Data in this exercise |

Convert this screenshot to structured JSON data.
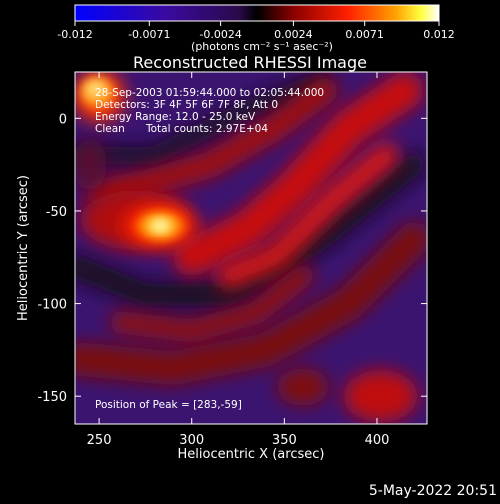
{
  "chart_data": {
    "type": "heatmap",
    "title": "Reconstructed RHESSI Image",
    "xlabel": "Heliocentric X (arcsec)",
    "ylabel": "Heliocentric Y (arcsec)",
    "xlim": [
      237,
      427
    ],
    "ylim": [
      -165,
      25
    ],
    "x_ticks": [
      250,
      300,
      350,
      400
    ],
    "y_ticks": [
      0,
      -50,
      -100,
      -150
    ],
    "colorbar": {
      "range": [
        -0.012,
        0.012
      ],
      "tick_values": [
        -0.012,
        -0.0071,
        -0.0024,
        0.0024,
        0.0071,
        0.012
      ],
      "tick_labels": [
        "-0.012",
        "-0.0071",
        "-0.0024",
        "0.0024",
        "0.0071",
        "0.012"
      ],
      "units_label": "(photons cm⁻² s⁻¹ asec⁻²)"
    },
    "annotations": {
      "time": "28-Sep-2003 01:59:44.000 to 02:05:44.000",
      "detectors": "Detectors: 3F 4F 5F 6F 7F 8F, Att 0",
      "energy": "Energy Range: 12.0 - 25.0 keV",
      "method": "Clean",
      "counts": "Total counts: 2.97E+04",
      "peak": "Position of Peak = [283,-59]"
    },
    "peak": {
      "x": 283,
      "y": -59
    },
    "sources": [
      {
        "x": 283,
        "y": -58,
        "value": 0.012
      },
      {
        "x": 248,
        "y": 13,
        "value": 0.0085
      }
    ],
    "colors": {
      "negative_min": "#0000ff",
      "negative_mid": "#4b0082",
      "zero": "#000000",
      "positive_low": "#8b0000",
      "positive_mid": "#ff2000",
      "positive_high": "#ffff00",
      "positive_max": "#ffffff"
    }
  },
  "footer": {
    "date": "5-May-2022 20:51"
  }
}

---

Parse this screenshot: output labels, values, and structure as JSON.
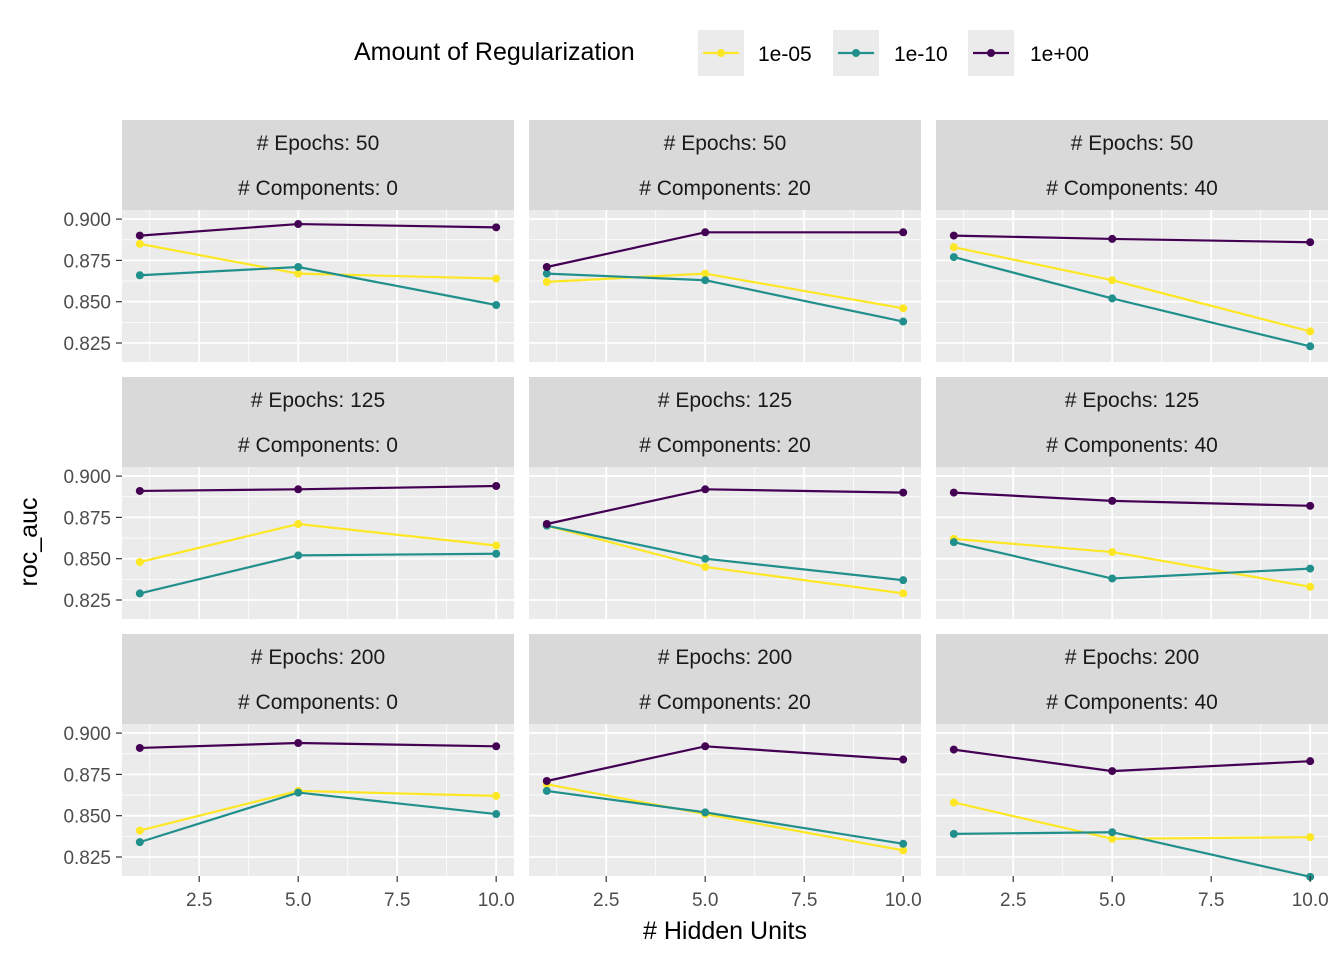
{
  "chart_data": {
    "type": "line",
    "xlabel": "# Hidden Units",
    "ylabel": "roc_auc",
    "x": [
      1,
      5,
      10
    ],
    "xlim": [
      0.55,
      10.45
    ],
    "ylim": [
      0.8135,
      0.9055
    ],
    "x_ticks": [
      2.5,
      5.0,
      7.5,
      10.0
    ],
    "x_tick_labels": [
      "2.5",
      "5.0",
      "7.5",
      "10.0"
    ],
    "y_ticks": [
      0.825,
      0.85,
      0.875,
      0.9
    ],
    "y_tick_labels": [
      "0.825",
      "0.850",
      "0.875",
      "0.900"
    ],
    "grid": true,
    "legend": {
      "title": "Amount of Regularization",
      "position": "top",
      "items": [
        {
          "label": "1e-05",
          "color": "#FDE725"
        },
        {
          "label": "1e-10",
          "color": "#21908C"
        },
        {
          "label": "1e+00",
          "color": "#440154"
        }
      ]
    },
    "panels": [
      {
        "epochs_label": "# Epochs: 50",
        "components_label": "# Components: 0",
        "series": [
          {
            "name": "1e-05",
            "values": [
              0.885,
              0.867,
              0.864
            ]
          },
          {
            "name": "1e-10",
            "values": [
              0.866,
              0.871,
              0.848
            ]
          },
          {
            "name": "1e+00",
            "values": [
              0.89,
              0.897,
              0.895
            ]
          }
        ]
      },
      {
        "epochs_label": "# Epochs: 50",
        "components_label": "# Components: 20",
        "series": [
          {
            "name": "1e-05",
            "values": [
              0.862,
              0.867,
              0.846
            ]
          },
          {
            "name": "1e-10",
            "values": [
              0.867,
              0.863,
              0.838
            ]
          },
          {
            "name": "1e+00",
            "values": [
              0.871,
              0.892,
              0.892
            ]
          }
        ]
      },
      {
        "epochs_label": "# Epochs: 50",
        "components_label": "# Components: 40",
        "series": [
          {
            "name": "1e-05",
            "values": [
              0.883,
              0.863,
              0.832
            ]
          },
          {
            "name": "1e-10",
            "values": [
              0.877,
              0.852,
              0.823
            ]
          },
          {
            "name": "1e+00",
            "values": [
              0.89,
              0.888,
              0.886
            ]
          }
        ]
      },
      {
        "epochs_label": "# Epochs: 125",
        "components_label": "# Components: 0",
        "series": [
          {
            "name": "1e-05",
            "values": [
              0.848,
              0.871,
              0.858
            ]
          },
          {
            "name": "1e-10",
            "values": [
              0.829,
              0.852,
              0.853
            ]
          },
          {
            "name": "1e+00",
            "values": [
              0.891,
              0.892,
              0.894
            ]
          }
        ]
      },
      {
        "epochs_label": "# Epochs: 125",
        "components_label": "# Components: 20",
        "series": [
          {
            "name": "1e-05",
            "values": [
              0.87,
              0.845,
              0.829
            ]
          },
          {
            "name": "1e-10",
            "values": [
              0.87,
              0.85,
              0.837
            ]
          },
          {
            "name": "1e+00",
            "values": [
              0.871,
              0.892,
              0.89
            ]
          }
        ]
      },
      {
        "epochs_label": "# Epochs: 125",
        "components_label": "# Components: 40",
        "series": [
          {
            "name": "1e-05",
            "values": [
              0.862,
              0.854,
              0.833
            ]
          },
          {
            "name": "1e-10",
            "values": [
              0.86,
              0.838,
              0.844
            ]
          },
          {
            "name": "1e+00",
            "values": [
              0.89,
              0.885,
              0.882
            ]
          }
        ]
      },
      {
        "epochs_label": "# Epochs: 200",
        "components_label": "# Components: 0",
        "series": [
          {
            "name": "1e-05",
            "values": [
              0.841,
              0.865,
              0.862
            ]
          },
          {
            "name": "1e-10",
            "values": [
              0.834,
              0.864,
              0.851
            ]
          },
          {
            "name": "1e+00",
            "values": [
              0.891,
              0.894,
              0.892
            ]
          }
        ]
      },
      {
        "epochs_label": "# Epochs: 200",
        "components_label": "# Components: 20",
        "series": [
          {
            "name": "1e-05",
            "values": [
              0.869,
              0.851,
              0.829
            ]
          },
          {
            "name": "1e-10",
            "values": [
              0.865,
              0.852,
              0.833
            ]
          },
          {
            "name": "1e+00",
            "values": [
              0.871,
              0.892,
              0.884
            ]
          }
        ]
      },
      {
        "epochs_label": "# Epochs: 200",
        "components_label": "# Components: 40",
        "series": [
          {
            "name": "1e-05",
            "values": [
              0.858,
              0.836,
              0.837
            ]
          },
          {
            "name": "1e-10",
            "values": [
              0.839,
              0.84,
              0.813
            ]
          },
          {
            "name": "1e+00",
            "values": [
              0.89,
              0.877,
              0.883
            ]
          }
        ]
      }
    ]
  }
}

Task to carry out | Using the listing above, show each line holding the string "ylabel".

Exercise solution |
    "ylabel": "Heliocentric Y (arcsec)",
    "ylabel": "roc_auc",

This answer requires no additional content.